Dataset items:
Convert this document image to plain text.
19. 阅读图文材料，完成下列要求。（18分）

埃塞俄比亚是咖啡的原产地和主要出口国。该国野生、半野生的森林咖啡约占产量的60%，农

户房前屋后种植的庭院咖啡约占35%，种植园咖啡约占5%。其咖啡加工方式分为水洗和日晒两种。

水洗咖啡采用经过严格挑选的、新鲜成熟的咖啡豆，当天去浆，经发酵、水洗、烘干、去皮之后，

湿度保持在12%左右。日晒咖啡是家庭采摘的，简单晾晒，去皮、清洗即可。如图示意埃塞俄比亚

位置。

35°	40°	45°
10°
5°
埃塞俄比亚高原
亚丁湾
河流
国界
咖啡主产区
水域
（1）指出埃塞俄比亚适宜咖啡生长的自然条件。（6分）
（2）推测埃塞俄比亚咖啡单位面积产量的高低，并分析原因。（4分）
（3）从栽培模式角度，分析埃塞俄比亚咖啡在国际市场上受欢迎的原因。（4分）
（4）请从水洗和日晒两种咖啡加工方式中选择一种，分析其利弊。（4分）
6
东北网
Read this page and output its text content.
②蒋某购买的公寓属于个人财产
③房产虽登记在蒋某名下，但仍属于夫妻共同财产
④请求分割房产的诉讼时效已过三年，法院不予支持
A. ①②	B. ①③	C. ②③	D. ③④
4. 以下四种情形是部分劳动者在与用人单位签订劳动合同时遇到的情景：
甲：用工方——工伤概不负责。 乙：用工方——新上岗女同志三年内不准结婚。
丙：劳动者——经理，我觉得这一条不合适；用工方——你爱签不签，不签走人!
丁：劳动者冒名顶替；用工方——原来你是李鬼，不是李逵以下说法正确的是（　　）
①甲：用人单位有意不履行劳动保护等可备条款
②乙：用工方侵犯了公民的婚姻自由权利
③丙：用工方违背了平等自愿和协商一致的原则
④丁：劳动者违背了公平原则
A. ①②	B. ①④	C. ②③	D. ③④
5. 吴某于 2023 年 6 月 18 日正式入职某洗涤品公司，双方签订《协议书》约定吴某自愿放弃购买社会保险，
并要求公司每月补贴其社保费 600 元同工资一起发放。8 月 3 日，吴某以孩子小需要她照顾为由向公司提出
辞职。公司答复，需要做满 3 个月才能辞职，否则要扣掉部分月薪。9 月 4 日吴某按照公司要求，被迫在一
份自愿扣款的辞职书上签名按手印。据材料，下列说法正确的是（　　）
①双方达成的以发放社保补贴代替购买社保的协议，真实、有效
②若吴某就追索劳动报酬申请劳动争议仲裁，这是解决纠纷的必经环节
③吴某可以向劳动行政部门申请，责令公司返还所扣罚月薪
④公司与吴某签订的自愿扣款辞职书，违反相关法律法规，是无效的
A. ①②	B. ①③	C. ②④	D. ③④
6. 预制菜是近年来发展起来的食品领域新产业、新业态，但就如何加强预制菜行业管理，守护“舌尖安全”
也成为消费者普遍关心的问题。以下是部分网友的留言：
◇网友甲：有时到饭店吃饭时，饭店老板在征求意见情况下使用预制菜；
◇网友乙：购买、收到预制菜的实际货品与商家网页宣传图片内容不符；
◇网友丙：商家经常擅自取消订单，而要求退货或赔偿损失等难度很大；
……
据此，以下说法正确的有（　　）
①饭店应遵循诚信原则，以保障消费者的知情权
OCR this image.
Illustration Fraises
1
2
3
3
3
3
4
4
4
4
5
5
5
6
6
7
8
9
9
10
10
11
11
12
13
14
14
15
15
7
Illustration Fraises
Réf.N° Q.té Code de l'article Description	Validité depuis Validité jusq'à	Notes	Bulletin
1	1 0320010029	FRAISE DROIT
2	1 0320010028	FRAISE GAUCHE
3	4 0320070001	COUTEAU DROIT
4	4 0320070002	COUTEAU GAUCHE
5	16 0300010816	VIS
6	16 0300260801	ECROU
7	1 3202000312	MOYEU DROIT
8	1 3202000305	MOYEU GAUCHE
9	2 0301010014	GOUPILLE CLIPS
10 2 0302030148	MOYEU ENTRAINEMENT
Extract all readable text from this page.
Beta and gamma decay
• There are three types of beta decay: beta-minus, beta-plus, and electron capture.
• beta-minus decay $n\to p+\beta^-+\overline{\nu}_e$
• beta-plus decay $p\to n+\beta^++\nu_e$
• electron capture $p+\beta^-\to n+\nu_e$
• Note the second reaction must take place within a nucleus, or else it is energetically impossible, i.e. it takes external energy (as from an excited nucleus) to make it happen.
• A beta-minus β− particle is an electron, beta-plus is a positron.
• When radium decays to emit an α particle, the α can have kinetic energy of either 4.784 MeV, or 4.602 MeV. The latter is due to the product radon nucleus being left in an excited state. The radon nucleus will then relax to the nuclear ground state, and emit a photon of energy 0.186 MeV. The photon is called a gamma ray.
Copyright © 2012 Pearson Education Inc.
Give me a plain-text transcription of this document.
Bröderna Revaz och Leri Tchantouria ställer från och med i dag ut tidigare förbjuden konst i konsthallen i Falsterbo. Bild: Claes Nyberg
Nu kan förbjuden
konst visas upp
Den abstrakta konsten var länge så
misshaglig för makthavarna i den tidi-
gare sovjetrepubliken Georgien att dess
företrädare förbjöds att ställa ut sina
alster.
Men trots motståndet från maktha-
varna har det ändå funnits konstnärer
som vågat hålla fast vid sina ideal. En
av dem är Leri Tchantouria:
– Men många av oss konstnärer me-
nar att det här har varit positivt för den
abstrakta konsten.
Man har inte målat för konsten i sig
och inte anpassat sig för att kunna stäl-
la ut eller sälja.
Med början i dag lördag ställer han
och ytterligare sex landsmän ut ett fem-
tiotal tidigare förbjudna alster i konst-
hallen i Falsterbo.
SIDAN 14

● Instructions for the task: Write out the entries in full, exactly as given.

● Response to this exercise:
Convert this document image to plain text.
19. 阅读图文材料，完成下列要求。（18分）

埃塞俄比亚是咖啡的原产地和主要出口国。该国野生、半野生的森林咖啡约占产量的60%，农

户房前屋后种植的庭院咖啡约占35%，种植园咖啡约占5%。其咖啡加工方式分为水洗和日晒两种。

水洗咖啡采用经过严格挑选的、新鲜成熟的咖啡豆，当天去浆，经发酵、水洗、烘干、去皮之后，

湿度保持在12%左右。日晒咖啡是家庭采摘的，简单晾晒，去皮、清洗即可。如图示意埃塞俄比亚

位置。

35°	40°	45°
10°
5°
埃塞俄比亚高原
亚丁湾
河流
国界
咖啡主产区
水域
（1）指出埃塞俄比亚适宜咖啡生长的自然条件。（6分）
（2）推测埃塞俄比亚咖啡单位面积产量的高低，并分析原因。（4分）
（3）从栽培模式角度，分析埃塞俄比亚咖啡在国际市场上受欢迎的原因。（4分）
（4）请从水洗和日晒两种咖啡加工方式中选择一种，分析其利弊。（4分）
6
东北网
Read this page and output its text content.
②蒋某购买的公寓属于个人财产
③房产虽登记在蒋某名下，但仍属于夫妻共同财产
④请求分割房产的诉讼时效已过三年，法院不予支持
A. ①②	B. ①③	C. ②③	D. ③④
4. 以下四种情形是部分劳动者在与用人单位签订劳动合同时遇到的情景：
甲：用工方——工伤概不负责。 乙：用工方——新上岗女同志三年内不准结婚。
丙：劳动者——经理，我觉得这一条不合适；用工方——你爱签不签，不签走人!
丁：劳动者冒名顶替；用工方——原来你是李鬼，不是李逵以下说法正确的是（　　）
①甲：用人单位有意不履行劳动保护等可备条款
②乙：用工方侵犯了公民的婚姻自由权利
③丙：用工方违背了平等自愿和协商一致的原则
④丁：劳动者违背了公平原则
A. ①②	B. ①④	C. ②③	D. ③④
5. 吴某于 2023 年 6 月 18 日正式入职某洗涤品公司，双方签订《协议书》约定吴某自愿放弃购买社会保险，
并要求公司每月补贴其社保费 600 元同工资一起发放。8 月 3 日，吴某以孩子小需要她照顾为由向公司提出
辞职。公司答复，需要做满 3 个月才能辞职，否则要扣掉部分月薪。9 月 4 日吴某按照公司要求，被迫在一
份自愿扣款的辞职书上签名按手印。据材料，下列说法正确的是（　　）
①双方达成的以发放社保补贴代替购买社保的协议，真实、有效
②若吴某就追索劳动报酬申请劳动争议仲裁，这是解决纠纷的必经环节
③吴某可以向劳动行政部门申请，责令公司返还所扣罚月薪
④公司与吴某签订的自愿扣款辞职书，违反相关法律法规，是无效的
A. ①②	B. ①③	C. ②④	D. ③④
6. 预制菜是近年来发展起来的食品领域新产业、新业态，但就如何加强预制菜行业管理，守护“舌尖安全”
也成为消费者普遍关心的问题。以下是部分网友的留言：
◇网友甲：有时到饭店吃饭时，饭店老板在征求意见情况下使用预制菜；
◇网友乙：购买、收到预制菜的实际货品与商家网页宣传图片内容不符；
◇网友丙：商家经常擅自取消订单，而要求退货或赔偿损失等难度很大；
……
据此，以下说法正确的有（　　）
①饭店应遵循诚信原则，以保障消费者的知情权
OCR this image.
Illustration Fraises
1
2
3
3
3
3
4
4
4
4
5
5
5
6
6
7
8
9
9
10
10
11
11
12
13
14
14
15
15
7
Illustration Fraises
Réf.N° Q.té Code de l'article Description	Validité depuis Validité jusq'à	Notes	Bulletin
1	1 0320010029	FRAISE DROIT
2	1 0320010028	FRAISE GAUCHE
3	4 0320070001	COUTEAU DROIT
4	4 0320070002	COUTEAU GAUCHE
5	16 0300010816	VIS
6	16 0300260801	ECROU
7	1 3202000312	MOYEU DROIT
8	1 3202000305	MOYEU GAUCHE
9	2 0301010014	GOUPILLE CLIPS
10 2 0302030148	MOYEU ENTRAINEMENT
Extract all readable text from this page.
Beta and gamma decay
• There are three types of beta decay: beta-minus, beta-plus, and electron capture.
• beta-minus decay $n\to p+\beta^-+\overline{\nu}_e$
• beta-plus decay $p\to n+\beta^++\nu_e$
• electron capture $p+\beta^-\to n+\nu_e$
• Note the second reaction must take place within a nucleus, or else it is energetically impossible, i.e. it takes external energy (as from an excited nucleus) to make it happen.
• A beta-minus β− particle is an electron, beta-plus is a positron.
• When radium decays to emit an α particle, the α can have kinetic energy of either 4.784 MeV, or 4.602 MeV. The latter is due to the product radon nucleus being left in an excited state. The radon nucleus will then relax to the nuclear ground state, and emit a photon of energy 0.186 MeV. The photon is called a gamma ray.
Copyright © 2012 Pearson Education Inc.
Give me a plain-text transcription of this document.
Bröderna Revaz och Leri Tchantouria ställer från och med i dag ut tidigare förbjuden konst i konsthallen i Falsterbo. Bild: Claes Nyberg
Nu kan förbjuden
konst visas upp
Den abstrakta konsten var länge så
misshaglig för makthavarna i den tidi-
gare sovjetrepubliken Georgien att dess
företrädare förbjöds att ställa ut sina
alster.
Men trots motståndet från maktha-
varna har det ändå funnits konstnärer
som vågat hålla fast vid sina ideal. En
av dem är Leri Tchantouria:
– Men många av oss konstnärer me-
nar att det här har varit positivt för den
abstrakta konsten.
Man har inte målat för konsten i sig
och inte anpassat sig för att kunna stäl-
la ut eller sälja.
Med början i dag lördag ställer han
och ytterligare sex landsmän ut ett fem-
tiotal tidigare förbjudna alster i konst-
hallen i Falsterbo.
SIDAN 14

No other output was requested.